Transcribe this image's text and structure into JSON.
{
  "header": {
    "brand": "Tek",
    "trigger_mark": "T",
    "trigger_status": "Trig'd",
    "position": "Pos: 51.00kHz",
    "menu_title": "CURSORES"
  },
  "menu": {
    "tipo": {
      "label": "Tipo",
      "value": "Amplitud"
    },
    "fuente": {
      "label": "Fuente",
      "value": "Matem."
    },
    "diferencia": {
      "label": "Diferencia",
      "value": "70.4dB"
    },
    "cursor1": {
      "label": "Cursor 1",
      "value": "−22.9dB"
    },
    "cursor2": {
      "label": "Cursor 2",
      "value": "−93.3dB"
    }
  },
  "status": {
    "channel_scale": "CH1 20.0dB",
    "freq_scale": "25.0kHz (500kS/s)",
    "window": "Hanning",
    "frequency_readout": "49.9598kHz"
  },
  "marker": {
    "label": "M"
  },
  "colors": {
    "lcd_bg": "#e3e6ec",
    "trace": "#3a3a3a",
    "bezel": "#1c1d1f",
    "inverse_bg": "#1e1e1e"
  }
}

• DIRECTIONS:
Among the lines of the data, identify those with the word "label". Copy each of them.

• THE SOLUTION:
      "label": "Tipo",
      "label": "Fuente",
      "label": "Diferencia",
      "label": "Cursor 1",
      "label": "Cursor 2",
    "label": "M"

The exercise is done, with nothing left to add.